_Problem_. Write out each record below exactly as it appears, with no pictures.

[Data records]
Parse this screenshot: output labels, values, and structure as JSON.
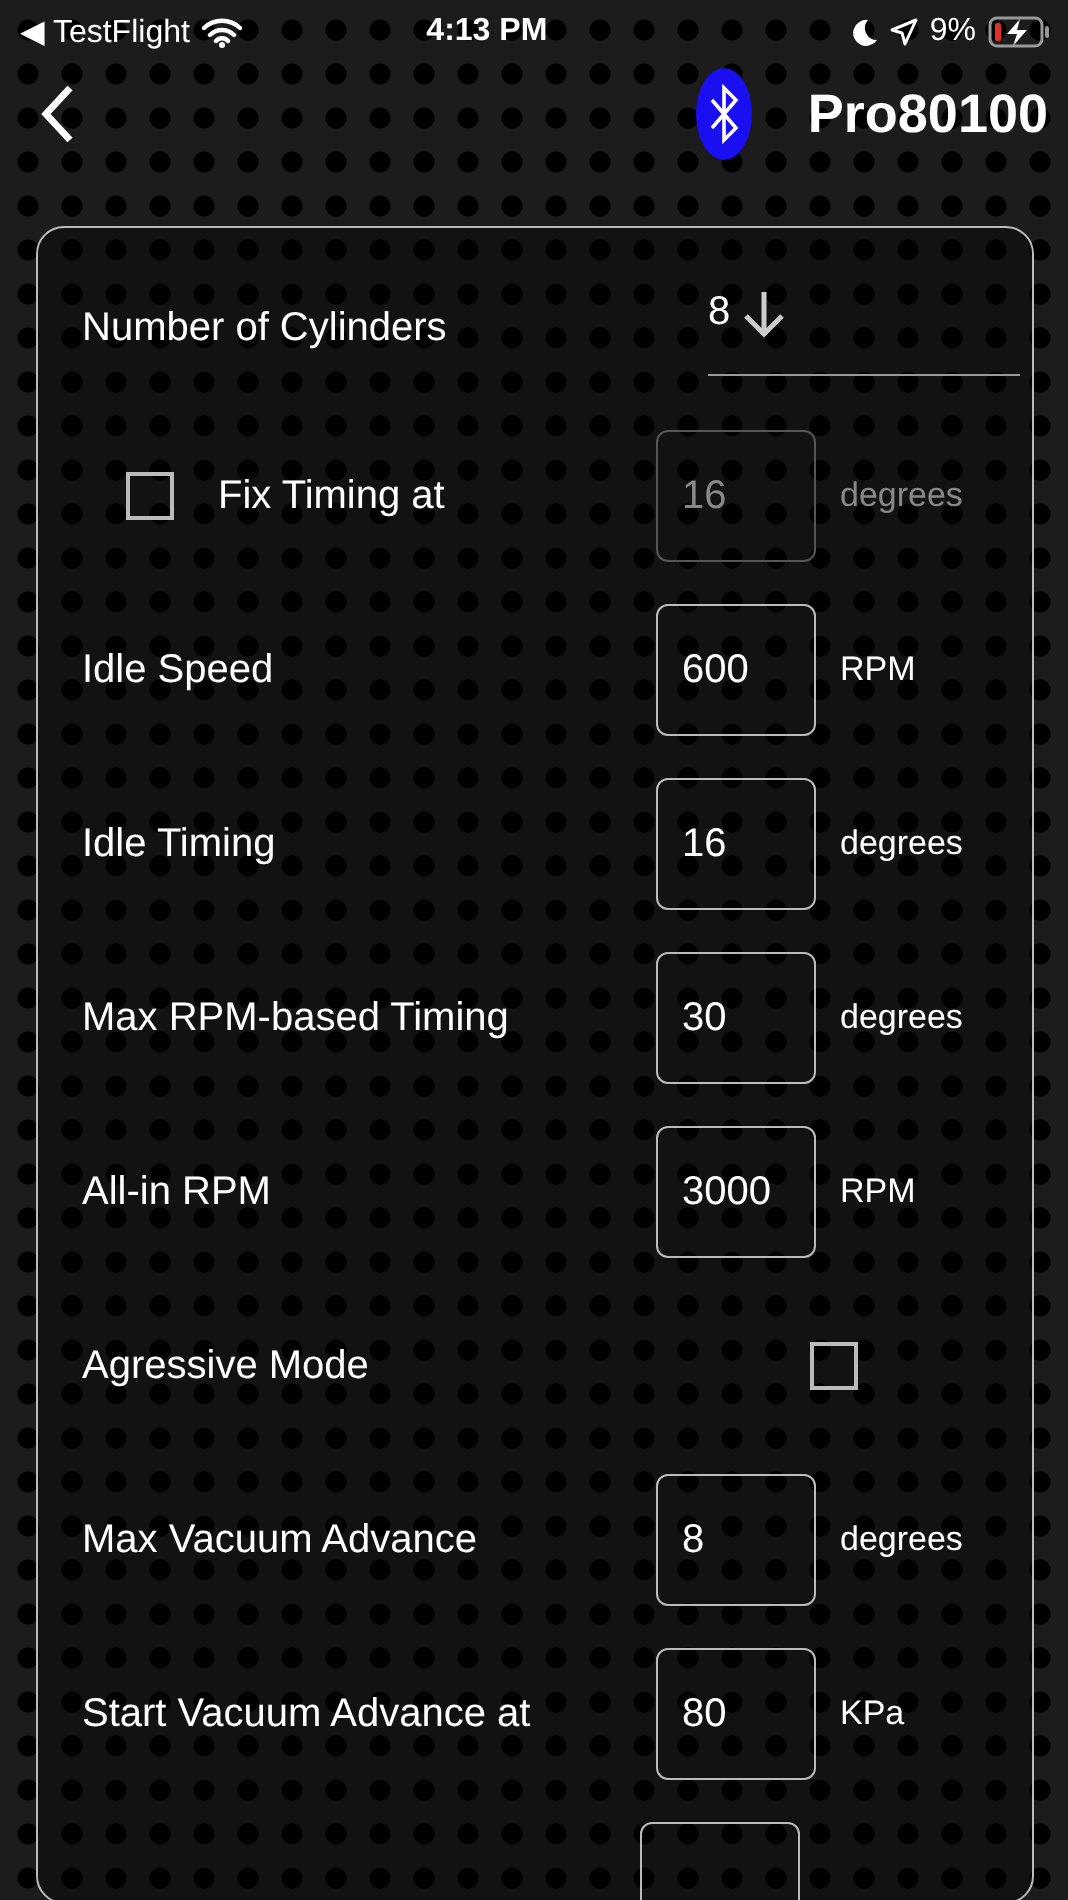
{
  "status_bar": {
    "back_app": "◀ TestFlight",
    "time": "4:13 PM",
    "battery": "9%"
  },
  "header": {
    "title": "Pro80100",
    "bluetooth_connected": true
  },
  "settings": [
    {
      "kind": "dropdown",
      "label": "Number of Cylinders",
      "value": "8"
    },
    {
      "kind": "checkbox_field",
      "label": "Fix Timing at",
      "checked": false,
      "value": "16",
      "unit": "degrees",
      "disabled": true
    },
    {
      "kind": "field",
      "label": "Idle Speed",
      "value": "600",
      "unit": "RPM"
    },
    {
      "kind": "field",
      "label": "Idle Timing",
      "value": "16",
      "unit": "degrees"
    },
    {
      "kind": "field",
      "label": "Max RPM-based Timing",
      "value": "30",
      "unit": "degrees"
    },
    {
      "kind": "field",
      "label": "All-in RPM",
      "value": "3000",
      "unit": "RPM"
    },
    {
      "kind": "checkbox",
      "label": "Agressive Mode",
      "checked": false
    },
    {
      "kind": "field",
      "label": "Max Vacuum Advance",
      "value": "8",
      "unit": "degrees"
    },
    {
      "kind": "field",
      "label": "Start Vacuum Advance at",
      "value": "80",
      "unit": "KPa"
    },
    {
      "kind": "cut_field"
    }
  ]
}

_Full solution_.
Parse this screenshot: output labels, values, and structure as JSON.
{
  "status_bar": {
    "back_app": "◀ TestFlight",
    "time": "4:13 PM",
    "battery": "9%"
  },
  "header": {
    "title": "Pro80100",
    "bluetooth_connected": true
  },
  "settings": [
    {
      "kind": "dropdown",
      "label": "Number of Cylinders",
      "value": "8"
    },
    {
      "kind": "checkbox_field",
      "label": "Fix Timing at",
      "checked": false,
      "value": "16",
      "unit": "degrees",
      "disabled": true
    },
    {
      "kind": "field",
      "label": "Idle Speed",
      "value": "600",
      "unit": "RPM"
    },
    {
      "kind": "field",
      "label": "Idle Timing",
      "value": "16",
      "unit": "degrees"
    },
    {
      "kind": "field",
      "label": "Max RPM-based Timing",
      "value": "30",
      "unit": "degrees"
    },
    {
      "kind": "field",
      "label": "All-in RPM",
      "value": "3000",
      "unit": "RPM"
    },
    {
      "kind": "checkbox",
      "label": "Agressive Mode",
      "checked": false
    },
    {
      "kind": "field",
      "label": "Max Vacuum Advance",
      "value": "8",
      "unit": "degrees"
    },
    {
      "kind": "field",
      "label": "Start Vacuum Advance at",
      "value": "80",
      "unit": "KPa"
    },
    {
      "kind": "cut_field"
    }
  ]
}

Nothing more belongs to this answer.